_EXERCISE DETAILS:_ Copy each line holding the string "header".

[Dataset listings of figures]
____________________
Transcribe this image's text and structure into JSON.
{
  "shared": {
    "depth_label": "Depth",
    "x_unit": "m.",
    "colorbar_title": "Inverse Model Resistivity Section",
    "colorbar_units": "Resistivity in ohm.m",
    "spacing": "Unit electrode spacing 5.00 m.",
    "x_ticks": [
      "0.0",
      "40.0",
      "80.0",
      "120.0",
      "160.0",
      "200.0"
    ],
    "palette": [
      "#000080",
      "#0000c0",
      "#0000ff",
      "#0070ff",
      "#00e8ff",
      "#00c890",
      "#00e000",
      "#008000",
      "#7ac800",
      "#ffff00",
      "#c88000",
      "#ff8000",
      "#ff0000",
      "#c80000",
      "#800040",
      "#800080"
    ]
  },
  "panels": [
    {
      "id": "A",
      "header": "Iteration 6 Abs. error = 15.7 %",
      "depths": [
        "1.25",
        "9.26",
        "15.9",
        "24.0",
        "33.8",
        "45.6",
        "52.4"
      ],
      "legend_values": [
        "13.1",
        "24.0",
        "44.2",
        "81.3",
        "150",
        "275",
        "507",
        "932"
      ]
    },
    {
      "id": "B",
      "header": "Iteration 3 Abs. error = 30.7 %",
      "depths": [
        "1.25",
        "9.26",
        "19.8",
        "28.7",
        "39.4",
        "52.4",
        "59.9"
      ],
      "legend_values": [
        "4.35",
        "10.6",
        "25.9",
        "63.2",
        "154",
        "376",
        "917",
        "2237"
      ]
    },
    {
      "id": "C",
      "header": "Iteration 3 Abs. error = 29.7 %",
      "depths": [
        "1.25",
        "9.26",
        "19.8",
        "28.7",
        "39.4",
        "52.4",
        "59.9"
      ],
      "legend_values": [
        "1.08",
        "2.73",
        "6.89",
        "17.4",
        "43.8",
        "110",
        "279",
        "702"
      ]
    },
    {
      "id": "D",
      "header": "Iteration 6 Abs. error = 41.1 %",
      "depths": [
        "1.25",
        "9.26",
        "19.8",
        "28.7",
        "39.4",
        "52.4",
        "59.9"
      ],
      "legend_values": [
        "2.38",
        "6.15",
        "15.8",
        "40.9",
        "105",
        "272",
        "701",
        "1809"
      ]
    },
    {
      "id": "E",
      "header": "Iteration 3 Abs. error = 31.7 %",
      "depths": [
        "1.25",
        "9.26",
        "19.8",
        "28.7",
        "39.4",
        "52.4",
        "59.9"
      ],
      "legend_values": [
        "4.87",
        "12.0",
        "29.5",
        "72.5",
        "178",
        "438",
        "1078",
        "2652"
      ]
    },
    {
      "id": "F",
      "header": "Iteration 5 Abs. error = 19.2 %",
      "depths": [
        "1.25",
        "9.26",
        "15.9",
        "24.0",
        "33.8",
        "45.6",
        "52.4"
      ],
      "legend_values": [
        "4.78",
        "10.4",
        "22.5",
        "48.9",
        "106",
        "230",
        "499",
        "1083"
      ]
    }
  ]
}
____________________
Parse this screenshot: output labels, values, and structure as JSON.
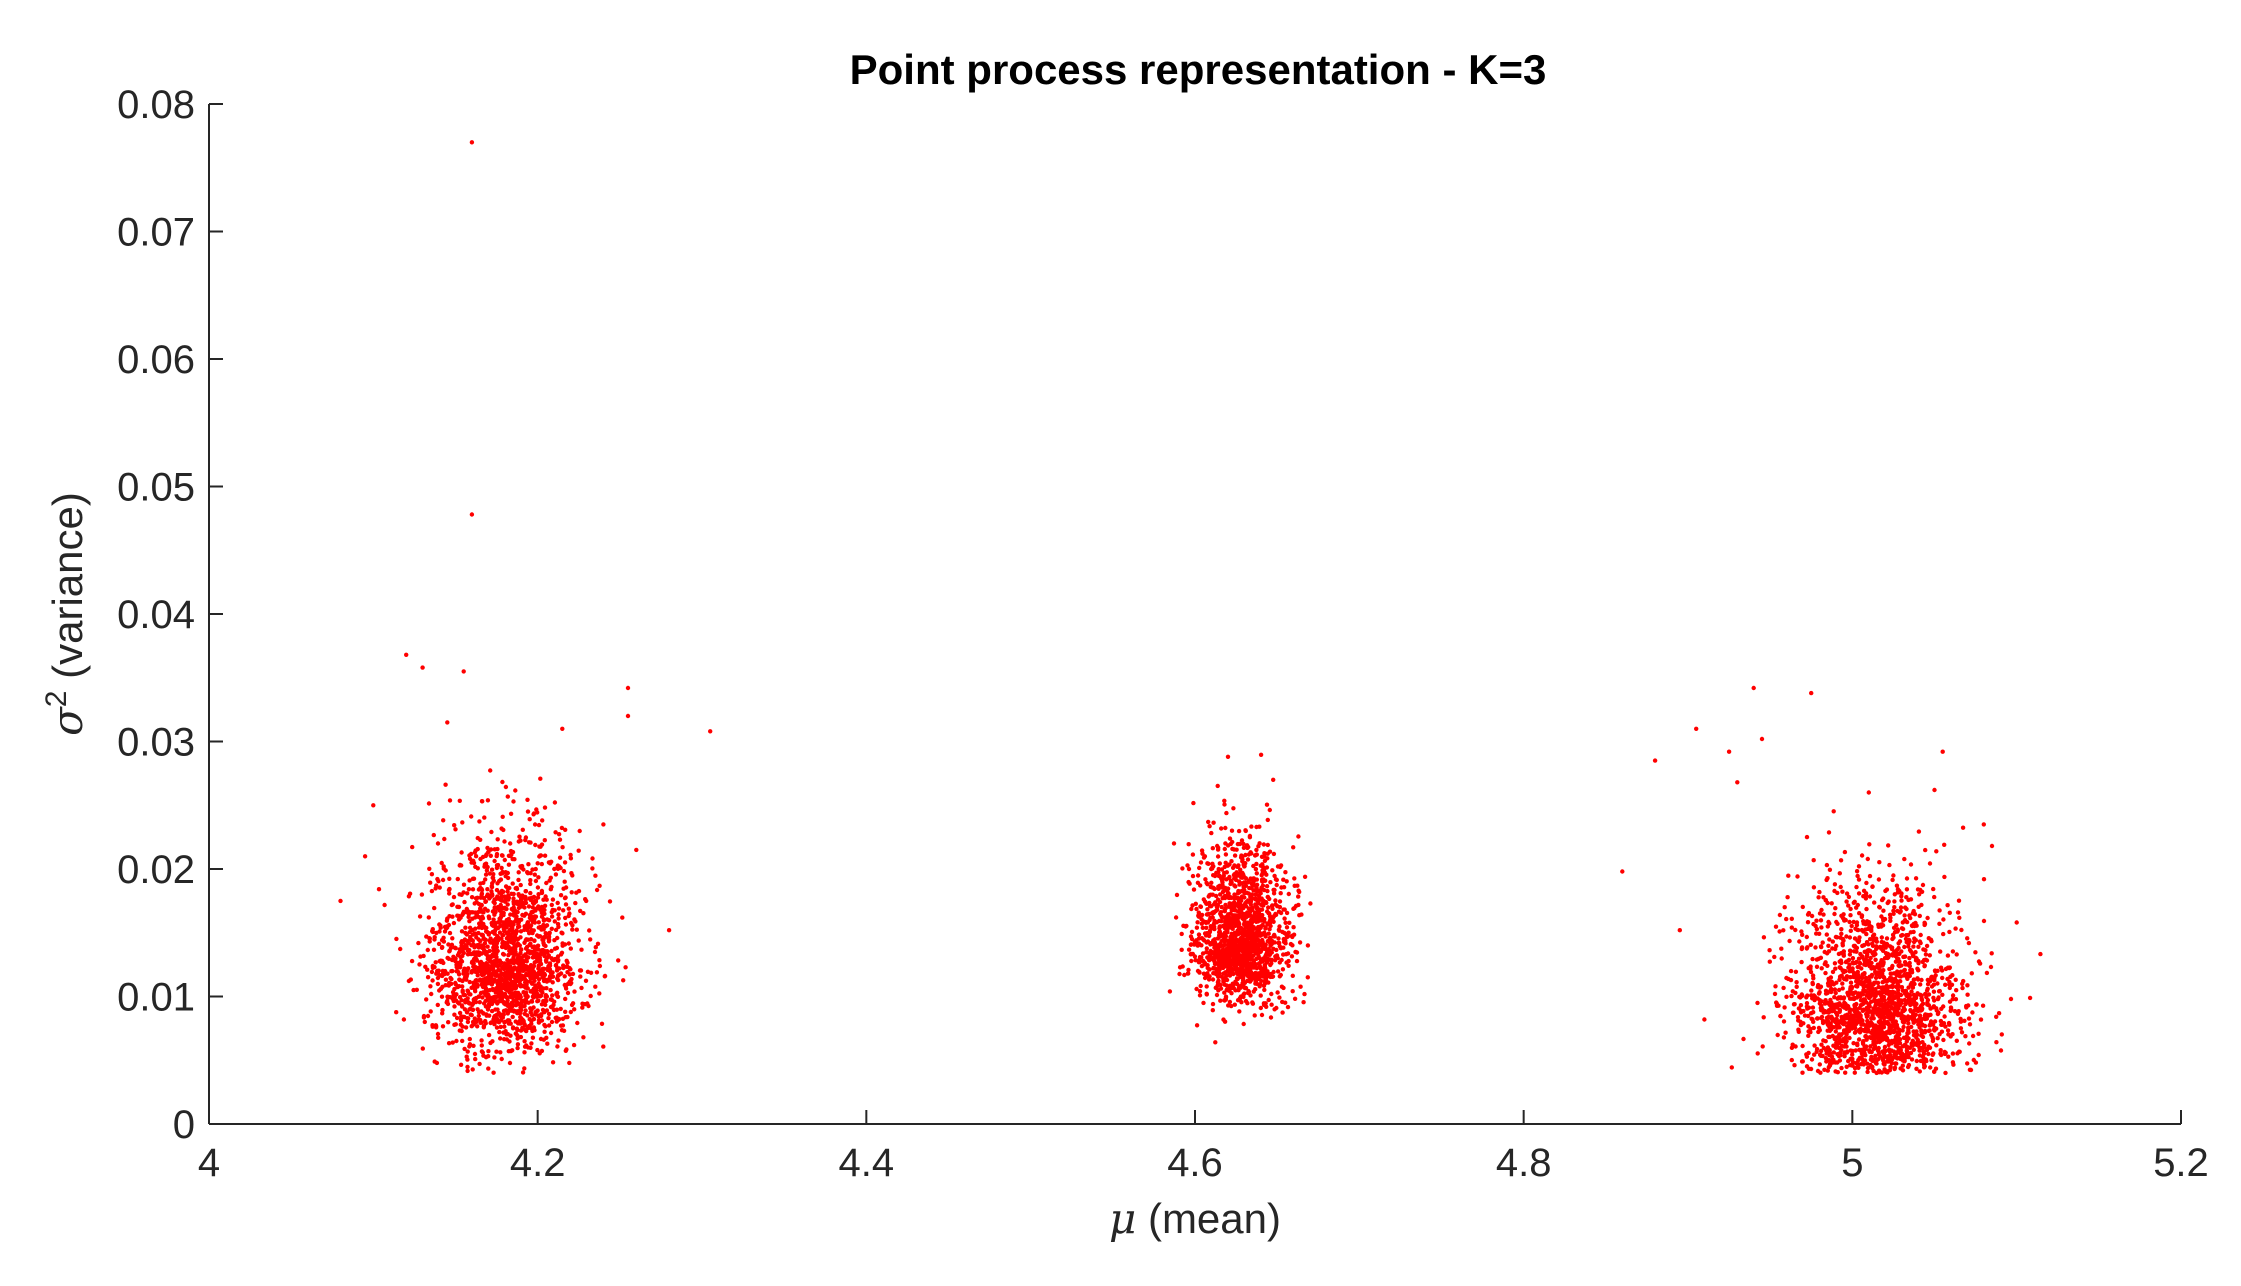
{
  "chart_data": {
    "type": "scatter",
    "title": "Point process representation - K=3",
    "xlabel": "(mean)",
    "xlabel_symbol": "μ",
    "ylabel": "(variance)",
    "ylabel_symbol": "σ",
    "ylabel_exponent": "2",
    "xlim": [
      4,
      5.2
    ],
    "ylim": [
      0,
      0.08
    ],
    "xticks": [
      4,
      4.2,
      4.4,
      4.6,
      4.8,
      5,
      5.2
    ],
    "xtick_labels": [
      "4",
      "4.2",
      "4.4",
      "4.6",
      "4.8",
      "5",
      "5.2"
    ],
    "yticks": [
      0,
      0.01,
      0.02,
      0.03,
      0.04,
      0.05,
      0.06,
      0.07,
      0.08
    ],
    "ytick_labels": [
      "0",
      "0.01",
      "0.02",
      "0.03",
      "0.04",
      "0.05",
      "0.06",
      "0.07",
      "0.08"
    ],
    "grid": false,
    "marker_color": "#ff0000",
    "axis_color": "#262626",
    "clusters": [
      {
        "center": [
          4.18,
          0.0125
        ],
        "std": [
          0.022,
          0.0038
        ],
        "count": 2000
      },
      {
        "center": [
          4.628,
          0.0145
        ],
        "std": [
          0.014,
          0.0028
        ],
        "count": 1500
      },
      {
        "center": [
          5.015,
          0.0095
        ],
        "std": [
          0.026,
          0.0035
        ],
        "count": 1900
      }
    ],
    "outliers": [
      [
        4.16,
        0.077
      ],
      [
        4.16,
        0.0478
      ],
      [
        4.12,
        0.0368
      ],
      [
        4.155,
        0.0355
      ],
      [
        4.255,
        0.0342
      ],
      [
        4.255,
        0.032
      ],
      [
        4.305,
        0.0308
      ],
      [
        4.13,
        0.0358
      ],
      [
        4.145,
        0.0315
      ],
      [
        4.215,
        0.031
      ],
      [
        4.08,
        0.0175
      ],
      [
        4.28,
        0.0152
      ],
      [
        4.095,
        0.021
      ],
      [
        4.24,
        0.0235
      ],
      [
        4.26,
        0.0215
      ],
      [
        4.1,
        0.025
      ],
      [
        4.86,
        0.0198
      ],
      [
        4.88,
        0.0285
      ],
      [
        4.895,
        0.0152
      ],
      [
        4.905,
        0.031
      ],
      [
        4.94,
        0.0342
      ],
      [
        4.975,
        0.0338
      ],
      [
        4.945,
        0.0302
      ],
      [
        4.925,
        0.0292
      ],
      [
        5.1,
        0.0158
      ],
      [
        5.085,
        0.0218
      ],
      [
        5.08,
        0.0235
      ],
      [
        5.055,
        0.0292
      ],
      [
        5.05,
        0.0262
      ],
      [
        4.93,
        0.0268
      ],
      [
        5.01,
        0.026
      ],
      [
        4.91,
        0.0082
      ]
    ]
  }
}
____________________
_EXERCISE ANSWER:_
      "header": "Iteration 6 Abs. error = 15.7 %",
      "header": "Iteration 3 Abs. error = 30.7 %",
      "header": "Iteration 3 Abs. error = 29.7 %",
      "header": "Iteration 6 Abs. error = 41.1 %",
      "header": "Iteration 3 Abs. error = 31.7 %",
      "header": "Iteration 5 Abs. error = 19.2 %",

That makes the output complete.